### Source extract
Best Schools 2009

When it comes to getting kids ready for the future, you never know where you’ll find great ideas. From writing to rocket-making, college counseling to cool cafeterias, here’s our roundup of local schools that are the best at what they do. (Feel free to crib their answers)

Cafeteria
The Haverford School
At this Main Line boys’ school, mornings in the cafeteria (Café Teria?) begin with custom omelets and fruit-topped Belgian waffles. Noon brings major decisions, too: Organic salad or baked potato bar? Vegan stir-fry or fresh sushi? Dim sum or sautéed-to-order pasta? With a menu like this one, dinner at home — dinner at Georges, even — must be a letdown.

Theater Program
Germantown Academy
Bristol Township’s theater department may have been first to produce Les Mis, but G.A.’s circa-1894 Belfry Club — the oldest continuously operated high-school drama club in the country — has serious cred. (And not just because at its first time to the Cappies, the high-school version of the Tony Awards, Belfry culled 12 out of a possible 19 nominations and seven awards, including “Best Musical”). With three productions a year, plus classes in musical theater ensemble, drama and technical production, the program is intense. Says department head K. Richardson, “We’re not a big school — our talent pool is really small — but the kids are really smart, really hard-working. At G.A., that’s just the expectation.”

Language Program
The Episcopal Academy
Everyone is planning to teach Mandarin … next year. Newtown Square’s Episcopal has been doing it for an enterprising two years — which means when it comes to getting into an international program at Wharton, its students are already out ahead of yours.

### Supplied material
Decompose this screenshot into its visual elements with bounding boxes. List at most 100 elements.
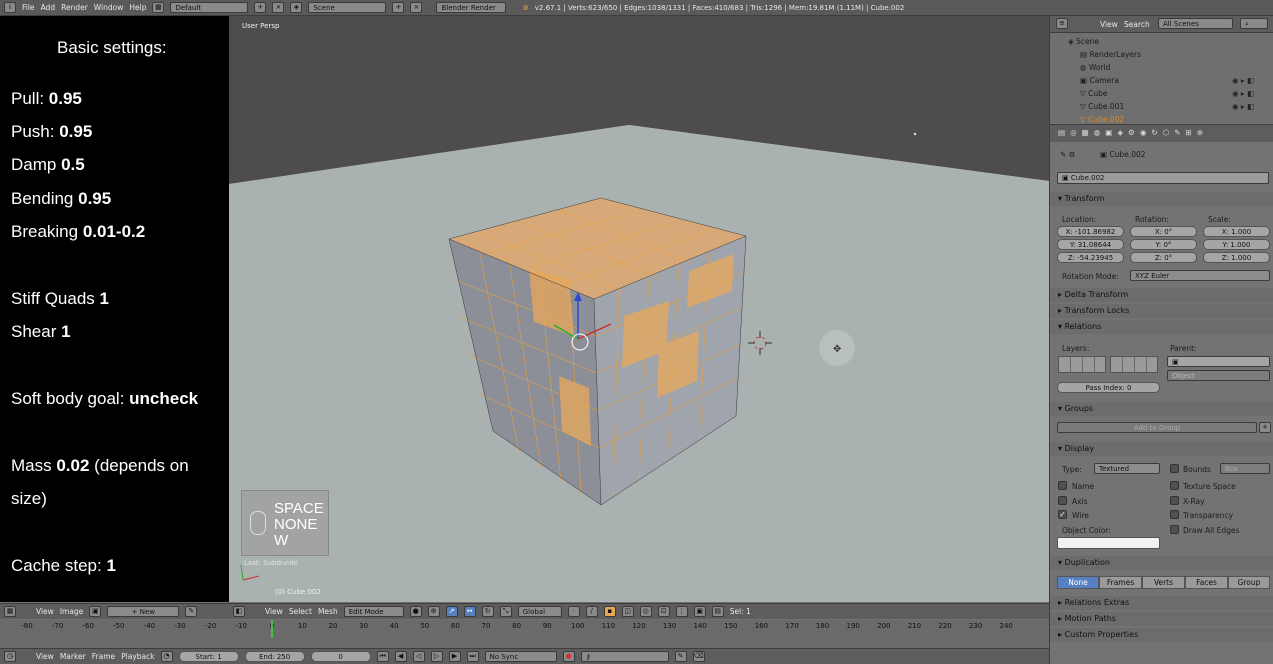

### Parts of the exercise
**A.** According to the Best Schools 2009 roundup, how many awards did the Belfry Club win at its first time at the Cappies?
**B.** Continue the Best Schools 2009 roundup from its last sentence.
The listing plays no part in this work.

### Answer set
**A.** Seven awards, including "Best Musical."

**B.**
Outdoor Classroom
Friends’ Central
Spring Mills sculptor Stacy Levy worked with architecture firm the Gund Partnership to develop the outdoor classroom beside Friends’ Central’s new science center in Wynnewood. It features Levy’s Watermap, a sandblasted self-draining map of the regional river basin; in rainstorms, the runnels and tributaries fill up and flow into the Delaware River in front of students’ eyes. “I want to make work that’s about the process of change in nature, rather than work that just imitates nature,” says Levy. Of course, it’s also just a cool place to hang.

Student Newspaper
Conestoga High School
Nationally recognized and award-winning, Conestoga’s seasoned student journalists learn to tackle serious topics — growing up gay, teen pregnancy, swine flu, illegal gambling — for their published-seven-times-a-year paper and even richer, ever-updating website, Stoganews.com.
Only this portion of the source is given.